(Records that describe figures)
::::::
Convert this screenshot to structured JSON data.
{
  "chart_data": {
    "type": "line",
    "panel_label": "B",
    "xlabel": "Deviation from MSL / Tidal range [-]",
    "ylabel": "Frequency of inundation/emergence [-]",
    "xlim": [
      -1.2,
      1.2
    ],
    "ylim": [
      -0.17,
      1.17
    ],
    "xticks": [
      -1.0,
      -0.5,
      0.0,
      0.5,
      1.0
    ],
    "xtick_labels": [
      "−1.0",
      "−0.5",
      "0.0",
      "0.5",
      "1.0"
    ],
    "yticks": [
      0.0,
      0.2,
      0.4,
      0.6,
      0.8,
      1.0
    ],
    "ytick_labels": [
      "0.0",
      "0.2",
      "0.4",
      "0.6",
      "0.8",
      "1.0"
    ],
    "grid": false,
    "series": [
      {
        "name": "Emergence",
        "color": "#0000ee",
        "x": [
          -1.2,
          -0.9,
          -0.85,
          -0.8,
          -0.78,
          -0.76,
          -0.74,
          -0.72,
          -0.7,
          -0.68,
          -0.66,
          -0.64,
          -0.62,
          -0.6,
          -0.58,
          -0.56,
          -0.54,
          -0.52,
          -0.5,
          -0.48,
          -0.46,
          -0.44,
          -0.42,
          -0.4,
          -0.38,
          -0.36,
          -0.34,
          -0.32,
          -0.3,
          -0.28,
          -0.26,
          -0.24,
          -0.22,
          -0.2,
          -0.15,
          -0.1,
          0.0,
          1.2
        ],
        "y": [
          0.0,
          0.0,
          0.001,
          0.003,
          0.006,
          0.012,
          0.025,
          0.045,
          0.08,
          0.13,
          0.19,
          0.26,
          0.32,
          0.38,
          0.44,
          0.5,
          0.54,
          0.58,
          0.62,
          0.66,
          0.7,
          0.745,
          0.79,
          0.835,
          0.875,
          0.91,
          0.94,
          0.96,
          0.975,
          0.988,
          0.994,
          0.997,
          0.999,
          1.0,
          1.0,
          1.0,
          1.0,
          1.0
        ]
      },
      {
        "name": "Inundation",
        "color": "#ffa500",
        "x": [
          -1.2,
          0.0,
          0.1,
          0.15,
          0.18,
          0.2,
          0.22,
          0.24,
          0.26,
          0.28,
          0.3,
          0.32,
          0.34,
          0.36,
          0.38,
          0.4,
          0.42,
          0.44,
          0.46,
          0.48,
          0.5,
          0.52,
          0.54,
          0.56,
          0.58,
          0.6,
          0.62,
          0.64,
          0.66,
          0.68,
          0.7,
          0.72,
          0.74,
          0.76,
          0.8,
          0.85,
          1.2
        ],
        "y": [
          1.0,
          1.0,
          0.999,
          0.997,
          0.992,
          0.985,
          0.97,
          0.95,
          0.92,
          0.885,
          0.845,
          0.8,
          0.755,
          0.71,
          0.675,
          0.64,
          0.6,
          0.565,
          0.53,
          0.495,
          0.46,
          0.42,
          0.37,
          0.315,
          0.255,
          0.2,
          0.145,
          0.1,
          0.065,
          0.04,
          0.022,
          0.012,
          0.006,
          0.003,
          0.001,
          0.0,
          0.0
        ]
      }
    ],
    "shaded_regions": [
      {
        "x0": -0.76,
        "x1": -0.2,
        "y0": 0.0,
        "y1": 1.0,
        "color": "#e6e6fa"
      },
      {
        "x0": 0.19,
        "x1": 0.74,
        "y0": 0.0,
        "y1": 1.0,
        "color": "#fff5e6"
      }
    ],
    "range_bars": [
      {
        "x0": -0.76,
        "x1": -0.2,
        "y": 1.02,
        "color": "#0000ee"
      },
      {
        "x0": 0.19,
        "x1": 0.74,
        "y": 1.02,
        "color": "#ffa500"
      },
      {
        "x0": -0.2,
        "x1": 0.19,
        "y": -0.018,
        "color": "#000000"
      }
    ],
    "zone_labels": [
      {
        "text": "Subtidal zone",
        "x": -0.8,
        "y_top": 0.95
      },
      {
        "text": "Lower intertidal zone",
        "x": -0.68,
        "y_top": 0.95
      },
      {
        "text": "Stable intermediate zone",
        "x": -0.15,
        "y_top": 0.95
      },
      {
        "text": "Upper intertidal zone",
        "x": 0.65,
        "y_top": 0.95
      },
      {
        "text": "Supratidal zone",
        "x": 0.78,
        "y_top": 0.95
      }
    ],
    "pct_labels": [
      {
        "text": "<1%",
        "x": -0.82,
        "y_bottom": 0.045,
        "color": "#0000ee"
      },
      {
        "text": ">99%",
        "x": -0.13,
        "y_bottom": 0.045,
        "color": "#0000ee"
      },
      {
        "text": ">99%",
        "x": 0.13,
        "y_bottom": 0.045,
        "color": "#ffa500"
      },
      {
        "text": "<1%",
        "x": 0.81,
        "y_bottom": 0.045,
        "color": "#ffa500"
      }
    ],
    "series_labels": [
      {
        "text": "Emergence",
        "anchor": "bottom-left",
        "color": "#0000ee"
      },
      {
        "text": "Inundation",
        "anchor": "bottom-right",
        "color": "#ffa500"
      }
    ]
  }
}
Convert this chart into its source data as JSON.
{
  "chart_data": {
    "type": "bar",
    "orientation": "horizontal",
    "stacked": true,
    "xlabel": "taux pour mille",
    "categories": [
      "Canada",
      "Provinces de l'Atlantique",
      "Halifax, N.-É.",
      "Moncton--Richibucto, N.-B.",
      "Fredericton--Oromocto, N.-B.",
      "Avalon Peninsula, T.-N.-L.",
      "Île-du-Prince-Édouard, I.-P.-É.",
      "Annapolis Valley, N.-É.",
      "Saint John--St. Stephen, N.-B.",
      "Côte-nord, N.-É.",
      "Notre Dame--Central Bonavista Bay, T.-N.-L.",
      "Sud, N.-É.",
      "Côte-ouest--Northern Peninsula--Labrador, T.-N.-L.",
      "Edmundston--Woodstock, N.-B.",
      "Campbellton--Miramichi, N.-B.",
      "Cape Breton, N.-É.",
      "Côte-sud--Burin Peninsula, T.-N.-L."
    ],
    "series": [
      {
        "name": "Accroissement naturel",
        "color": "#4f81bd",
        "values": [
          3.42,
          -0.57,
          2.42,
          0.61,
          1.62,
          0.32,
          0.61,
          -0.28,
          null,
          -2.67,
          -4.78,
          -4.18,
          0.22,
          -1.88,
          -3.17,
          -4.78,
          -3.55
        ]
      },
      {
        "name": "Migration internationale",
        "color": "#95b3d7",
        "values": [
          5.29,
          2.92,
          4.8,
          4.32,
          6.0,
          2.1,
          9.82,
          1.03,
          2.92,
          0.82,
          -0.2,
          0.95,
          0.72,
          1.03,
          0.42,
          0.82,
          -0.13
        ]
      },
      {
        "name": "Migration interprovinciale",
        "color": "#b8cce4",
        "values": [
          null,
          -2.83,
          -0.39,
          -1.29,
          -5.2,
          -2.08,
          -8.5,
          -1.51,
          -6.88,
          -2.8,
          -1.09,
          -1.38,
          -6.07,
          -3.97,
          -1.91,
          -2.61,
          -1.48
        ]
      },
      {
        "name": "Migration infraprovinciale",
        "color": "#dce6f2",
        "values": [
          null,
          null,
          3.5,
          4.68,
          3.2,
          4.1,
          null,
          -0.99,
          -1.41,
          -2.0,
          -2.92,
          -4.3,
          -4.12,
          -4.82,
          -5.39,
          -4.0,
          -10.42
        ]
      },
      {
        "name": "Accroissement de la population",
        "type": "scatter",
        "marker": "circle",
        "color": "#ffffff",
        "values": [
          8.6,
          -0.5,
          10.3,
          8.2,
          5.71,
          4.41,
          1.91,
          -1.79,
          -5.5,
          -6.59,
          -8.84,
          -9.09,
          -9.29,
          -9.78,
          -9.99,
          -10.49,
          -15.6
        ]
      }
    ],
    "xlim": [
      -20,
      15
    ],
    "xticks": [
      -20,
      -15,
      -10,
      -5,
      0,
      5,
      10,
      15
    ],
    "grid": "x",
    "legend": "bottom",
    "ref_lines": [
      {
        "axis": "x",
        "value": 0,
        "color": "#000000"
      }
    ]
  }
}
::::::
Show the lines of the data that hold the word "this".

Convert this screenshot to structured JSON data.
Convert this chart into its source data as JSON.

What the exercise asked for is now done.